What is needed: Reproduce the data in its entirety, exactly as supplied.

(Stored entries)
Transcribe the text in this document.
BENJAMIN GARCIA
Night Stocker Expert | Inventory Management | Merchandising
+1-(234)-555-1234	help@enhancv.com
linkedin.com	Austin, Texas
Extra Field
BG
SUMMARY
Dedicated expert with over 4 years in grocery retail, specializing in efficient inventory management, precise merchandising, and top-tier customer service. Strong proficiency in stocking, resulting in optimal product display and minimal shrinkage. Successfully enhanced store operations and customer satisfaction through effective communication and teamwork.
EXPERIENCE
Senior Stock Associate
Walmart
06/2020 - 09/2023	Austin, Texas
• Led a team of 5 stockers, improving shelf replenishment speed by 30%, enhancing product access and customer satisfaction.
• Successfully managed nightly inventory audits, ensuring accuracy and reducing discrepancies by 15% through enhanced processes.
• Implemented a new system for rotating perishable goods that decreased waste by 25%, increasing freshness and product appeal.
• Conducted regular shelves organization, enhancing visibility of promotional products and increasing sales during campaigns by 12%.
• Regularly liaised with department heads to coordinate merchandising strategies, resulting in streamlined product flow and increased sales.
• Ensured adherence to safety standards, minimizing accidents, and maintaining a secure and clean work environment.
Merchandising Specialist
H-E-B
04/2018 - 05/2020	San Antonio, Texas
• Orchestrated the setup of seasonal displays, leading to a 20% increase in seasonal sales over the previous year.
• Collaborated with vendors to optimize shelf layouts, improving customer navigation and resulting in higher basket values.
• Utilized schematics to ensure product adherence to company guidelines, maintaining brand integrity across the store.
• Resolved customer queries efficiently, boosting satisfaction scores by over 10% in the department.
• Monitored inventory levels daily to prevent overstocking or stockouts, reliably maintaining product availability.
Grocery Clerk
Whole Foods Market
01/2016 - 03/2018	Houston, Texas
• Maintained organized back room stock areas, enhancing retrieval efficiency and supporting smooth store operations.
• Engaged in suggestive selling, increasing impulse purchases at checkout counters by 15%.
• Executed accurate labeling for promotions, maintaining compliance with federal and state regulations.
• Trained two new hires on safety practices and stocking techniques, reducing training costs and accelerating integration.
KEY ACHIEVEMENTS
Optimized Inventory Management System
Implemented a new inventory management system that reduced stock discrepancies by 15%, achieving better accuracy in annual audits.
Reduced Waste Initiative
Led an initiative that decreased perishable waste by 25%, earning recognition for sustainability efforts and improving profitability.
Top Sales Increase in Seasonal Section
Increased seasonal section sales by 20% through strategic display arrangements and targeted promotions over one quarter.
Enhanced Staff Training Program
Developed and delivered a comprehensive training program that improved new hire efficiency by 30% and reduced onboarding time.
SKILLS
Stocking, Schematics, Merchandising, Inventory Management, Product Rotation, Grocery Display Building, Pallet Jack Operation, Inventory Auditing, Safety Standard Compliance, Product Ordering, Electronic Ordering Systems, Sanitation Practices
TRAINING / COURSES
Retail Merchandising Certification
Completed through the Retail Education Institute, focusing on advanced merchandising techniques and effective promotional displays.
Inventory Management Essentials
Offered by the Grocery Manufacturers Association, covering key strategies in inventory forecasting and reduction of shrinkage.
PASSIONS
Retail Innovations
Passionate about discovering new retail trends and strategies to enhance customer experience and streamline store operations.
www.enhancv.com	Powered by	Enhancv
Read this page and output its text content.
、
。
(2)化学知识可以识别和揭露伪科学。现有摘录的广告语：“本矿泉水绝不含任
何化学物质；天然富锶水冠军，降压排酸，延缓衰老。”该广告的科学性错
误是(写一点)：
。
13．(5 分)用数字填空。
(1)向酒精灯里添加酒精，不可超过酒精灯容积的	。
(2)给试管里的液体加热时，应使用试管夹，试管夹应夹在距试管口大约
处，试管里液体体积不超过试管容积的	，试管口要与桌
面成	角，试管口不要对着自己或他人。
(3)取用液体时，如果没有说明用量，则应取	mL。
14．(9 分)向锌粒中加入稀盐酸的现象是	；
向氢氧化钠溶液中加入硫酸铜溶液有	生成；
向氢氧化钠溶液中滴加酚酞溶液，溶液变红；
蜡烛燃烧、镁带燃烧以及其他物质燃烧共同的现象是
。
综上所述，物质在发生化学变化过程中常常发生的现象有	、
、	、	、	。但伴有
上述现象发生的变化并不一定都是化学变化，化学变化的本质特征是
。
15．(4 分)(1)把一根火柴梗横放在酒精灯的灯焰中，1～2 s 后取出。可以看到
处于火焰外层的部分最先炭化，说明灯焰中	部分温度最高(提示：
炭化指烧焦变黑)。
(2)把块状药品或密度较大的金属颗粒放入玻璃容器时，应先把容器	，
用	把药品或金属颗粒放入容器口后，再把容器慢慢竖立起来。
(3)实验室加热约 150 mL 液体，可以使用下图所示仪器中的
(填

Completed task:
Transcribe the text in this document.
BENJAMIN GARCIA
Night Stocker Expert | Inventory Management | Merchandising
+1-(234)-555-1234	help@enhancv.com
linkedin.com	Austin, Texas
Extra Field
BG
SUMMARY
Dedicated expert with over 4 years in grocery retail, specializing in efficient inventory management, precise merchandising, and top-tier customer service. Strong proficiency in stocking, resulting in optimal product display and minimal shrinkage. Successfully enhanced store operations and customer satisfaction through effective communication and teamwork.
EXPERIENCE
Senior Stock Associate
Walmart
06/2020 - 09/2023	Austin, Texas
• Led a team of 5 stockers, improving shelf replenishment speed by 30%, enhancing product access and customer satisfaction.
• Successfully managed nightly inventory audits, ensuring accuracy and reducing discrepancies by 15% through enhanced processes.
• Implemented a new system for rotating perishable goods that decreased waste by 25%, increasing freshness and product appeal.
• Conducted regular shelves organization, enhancing visibility of promotional products and increasing sales during campaigns by 12%.
• Regularly liaised with department heads to coordinate merchandising strategies, resulting in streamlined product flow and increased sales.
• Ensured adherence to safety standards, minimizing accidents, and maintaining a secure and clean work environment.
Merchandising Specialist
H-E-B
04/2018 - 05/2020	San Antonio, Texas
• Orchestrated the setup of seasonal displays, leading to a 20% increase in seasonal sales over the previous year.
• Collaborated with vendors to optimize shelf layouts, improving customer navigation and resulting in higher basket values.
• Utilized schematics to ensure product adherence to company guidelines, maintaining brand integrity across the store.
• Resolved customer queries efficiently, boosting satisfaction scores by over 10% in the department.
• Monitored inventory levels daily to prevent overstocking or stockouts, reliably maintaining product availability.
Grocery Clerk
Whole Foods Market
01/2016 - 03/2018	Houston, Texas
• Maintained organized back room stock areas, enhancing retrieval efficiency and supporting smooth store operations.
• Engaged in suggestive selling, increasing impulse purchases at checkout counters by 15%.
• Executed accurate labeling for promotions, maintaining compliance with federal and state regulations.
• Trained two new hires on safety practices and stocking techniques, reducing training costs and accelerating integration.
KEY ACHIEVEMENTS
Optimized Inventory Management System
Implemented a new inventory management system that reduced stock discrepancies by 15%, achieving better accuracy in annual audits.
Reduced Waste Initiative
Led an initiative that decreased perishable waste by 25%, earning recognition for sustainability efforts and improving profitability.
Top Sales Increase in Seasonal Section
Increased seasonal section sales by 20% through strategic display arrangements and targeted promotions over one quarter.
Enhanced Staff Training Program
Developed and delivered a comprehensive training program that improved new hire efficiency by 30% and reduced onboarding time.
SKILLS
Stocking, Schematics, Merchandising, Inventory Management, Product Rotation, Grocery Display Building, Pallet Jack Operation, Inventory Auditing, Safety Standard Compliance, Product Ordering, Electronic Ordering Systems, Sanitation Practices
TRAINING / COURSES
Retail Merchandising Certification
Completed through the Retail Education Institute, focusing on advanced merchandising techniques and effective promotional displays.
Inventory Management Essentials
Offered by the Grocery Manufacturers Association, covering key strategies in inventory forecasting and reduction of shrinkage.
PASSIONS
Retail Innovations
Passionate about discovering new retail trends and strategies to enhance customer experience and streamline store operations.
www.enhancv.com	Powered by	Enhancv
Read this page and output its text content.
、
。
(2)化学知识可以识别和揭露伪科学。现有摘录的广告语：“本矿泉水绝不含任
何化学物质；天然富锶水冠军，降压排酸，延缓衰老。”该广告的科学性错
误是(写一点)：
。
13．(5 分)用数字填空。
(1)向酒精灯里添加酒精，不可超过酒精灯容积的	。
(2)给试管里的液体加热时，应使用试管夹，试管夹应夹在距试管口大约
处，试管里液体体积不超过试管容积的	，试管口要与桌
面成	角，试管口不要对着自己或他人。
(3)取用液体时，如果没有说明用量，则应取	mL。
14．(9 分)向锌粒中加入稀盐酸的现象是	；
向氢氧化钠溶液中加入硫酸铜溶液有	生成；
向氢氧化钠溶液中滴加酚酞溶液，溶液变红；
蜡烛燃烧、镁带燃烧以及其他物质燃烧共同的现象是
。
综上所述，物质在发生化学变化过程中常常发生的现象有	、
、	、	、	。但伴有
上述现象发生的变化并不一定都是化学变化，化学变化的本质特征是
。
15．(4 分)(1)把一根火柴梗横放在酒精灯的灯焰中，1～2 s 后取出。可以看到
处于火焰外层的部分最先炭化，说明灯焰中	部分温度最高(提示：
炭化指烧焦变黑)。
(2)把块状药品或密度较大的金属颗粒放入玻璃容器时，应先把容器	，
用	把药品或金属颗粒放入容器口后，再把容器慢慢竖立起来。
(3)实验室加热约 150 mL 液体，可以使用下图所示仪器中的
(填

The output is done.